■ Stored rows ■
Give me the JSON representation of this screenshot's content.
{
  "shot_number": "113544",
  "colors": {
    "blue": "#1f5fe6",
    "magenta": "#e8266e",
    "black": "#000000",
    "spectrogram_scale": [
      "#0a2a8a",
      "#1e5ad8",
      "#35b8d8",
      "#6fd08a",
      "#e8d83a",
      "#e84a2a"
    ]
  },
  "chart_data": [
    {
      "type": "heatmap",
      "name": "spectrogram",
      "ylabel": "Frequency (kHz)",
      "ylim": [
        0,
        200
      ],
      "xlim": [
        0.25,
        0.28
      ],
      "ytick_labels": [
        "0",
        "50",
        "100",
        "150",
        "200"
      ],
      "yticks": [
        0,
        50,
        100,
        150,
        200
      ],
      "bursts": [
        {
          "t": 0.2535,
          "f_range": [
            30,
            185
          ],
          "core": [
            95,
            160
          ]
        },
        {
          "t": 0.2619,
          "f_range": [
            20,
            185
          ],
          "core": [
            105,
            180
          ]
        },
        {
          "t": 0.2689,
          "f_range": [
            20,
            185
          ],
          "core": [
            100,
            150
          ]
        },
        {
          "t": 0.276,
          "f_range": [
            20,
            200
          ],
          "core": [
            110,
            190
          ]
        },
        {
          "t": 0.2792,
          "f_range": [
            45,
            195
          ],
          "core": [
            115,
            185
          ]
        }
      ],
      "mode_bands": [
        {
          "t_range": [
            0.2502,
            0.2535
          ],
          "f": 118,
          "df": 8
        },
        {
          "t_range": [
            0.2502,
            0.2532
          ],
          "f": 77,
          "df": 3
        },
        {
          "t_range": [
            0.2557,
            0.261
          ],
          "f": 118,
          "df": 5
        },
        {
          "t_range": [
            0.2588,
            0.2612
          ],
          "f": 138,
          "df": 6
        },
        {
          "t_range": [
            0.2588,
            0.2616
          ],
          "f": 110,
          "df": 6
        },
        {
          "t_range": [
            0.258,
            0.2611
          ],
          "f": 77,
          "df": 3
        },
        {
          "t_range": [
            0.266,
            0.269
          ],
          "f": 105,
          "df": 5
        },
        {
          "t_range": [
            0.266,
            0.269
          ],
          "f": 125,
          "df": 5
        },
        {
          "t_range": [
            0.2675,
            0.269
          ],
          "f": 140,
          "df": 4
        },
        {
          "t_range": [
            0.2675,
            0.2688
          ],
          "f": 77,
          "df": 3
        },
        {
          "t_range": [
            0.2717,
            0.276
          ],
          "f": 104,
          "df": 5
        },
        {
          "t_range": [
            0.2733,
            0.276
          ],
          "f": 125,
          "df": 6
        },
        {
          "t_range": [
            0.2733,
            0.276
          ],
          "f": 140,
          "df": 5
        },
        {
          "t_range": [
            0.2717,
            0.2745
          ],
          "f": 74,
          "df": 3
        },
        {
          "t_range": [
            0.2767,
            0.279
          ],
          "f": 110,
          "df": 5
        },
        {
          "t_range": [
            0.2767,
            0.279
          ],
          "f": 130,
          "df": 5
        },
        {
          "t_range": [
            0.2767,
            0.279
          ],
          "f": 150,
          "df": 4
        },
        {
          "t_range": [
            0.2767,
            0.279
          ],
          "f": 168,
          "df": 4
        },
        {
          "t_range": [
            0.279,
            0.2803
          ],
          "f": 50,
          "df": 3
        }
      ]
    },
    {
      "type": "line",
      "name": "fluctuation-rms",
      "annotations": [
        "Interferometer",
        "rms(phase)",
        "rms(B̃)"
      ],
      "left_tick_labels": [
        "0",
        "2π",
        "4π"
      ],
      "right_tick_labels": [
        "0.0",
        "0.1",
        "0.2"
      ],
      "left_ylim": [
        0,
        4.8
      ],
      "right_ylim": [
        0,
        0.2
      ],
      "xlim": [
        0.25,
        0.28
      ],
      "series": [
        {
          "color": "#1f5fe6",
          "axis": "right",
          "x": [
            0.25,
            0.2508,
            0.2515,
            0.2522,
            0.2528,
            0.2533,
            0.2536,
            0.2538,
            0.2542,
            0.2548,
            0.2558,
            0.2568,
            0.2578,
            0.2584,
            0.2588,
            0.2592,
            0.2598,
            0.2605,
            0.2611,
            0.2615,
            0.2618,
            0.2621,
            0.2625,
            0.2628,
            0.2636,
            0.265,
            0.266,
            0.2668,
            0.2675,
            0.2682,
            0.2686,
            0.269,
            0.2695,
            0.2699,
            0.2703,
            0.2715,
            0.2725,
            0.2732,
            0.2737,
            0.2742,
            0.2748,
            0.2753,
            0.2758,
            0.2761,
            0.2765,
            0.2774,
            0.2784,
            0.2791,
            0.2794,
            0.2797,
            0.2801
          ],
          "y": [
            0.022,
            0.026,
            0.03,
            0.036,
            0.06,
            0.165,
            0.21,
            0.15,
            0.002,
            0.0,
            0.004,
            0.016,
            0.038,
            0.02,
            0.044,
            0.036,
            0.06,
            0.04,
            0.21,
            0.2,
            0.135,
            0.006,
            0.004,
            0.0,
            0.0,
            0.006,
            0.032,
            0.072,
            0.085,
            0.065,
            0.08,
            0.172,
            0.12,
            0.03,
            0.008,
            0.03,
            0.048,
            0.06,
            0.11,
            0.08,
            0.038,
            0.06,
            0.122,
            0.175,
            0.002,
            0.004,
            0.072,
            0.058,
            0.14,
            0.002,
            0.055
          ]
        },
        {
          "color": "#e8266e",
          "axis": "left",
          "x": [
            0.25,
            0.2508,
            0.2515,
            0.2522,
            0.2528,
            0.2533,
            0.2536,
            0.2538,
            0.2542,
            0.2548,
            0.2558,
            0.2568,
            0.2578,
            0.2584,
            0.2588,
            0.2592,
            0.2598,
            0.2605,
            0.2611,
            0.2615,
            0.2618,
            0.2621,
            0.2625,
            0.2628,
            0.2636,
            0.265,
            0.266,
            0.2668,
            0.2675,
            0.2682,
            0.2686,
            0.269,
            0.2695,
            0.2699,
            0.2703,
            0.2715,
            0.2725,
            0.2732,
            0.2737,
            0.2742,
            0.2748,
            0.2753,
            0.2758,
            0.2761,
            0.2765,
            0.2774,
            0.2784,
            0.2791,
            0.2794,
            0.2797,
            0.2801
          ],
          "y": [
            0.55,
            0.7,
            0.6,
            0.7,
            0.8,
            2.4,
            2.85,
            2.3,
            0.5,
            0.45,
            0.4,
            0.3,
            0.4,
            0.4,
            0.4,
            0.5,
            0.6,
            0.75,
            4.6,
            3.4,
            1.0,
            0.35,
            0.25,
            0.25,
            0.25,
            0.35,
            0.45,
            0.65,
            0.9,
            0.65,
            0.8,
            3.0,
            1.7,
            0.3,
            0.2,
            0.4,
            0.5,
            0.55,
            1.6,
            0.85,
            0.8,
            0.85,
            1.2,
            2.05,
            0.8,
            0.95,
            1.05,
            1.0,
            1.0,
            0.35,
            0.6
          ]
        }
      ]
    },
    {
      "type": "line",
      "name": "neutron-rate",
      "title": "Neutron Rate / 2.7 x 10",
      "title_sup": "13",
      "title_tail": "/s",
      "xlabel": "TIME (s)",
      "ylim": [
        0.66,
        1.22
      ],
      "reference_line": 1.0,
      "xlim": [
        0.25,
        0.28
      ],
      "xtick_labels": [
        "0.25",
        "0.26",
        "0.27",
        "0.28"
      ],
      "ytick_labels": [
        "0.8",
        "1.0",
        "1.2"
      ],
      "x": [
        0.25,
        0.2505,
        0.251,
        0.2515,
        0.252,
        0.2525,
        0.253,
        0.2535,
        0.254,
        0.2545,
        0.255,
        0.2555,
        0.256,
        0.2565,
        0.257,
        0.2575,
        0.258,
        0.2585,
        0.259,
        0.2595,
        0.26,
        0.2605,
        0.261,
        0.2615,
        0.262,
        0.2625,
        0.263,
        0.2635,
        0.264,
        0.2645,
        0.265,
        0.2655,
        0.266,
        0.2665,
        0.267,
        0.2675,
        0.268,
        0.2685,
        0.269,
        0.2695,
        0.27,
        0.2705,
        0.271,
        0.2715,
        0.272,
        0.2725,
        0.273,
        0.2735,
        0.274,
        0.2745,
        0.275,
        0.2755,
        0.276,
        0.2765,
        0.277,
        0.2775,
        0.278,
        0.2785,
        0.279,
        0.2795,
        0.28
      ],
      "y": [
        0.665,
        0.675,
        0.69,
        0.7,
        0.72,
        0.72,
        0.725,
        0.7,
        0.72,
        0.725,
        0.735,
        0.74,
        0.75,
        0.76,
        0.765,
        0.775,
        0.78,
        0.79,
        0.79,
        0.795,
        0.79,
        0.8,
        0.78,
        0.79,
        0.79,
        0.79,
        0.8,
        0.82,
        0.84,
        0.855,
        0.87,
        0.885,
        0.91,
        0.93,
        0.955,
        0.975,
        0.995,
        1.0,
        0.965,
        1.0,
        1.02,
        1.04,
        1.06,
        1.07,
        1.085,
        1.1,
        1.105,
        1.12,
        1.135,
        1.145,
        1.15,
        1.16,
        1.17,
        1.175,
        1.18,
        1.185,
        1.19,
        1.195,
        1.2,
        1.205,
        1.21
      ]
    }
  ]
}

■ Stated task ■
Identify the lines of the entries containing the string "name". Copy each such line.

■ Output ■
      "name": "spectrogram",
      "name": "fluctuation-rms",
      "name": "neutron-rate",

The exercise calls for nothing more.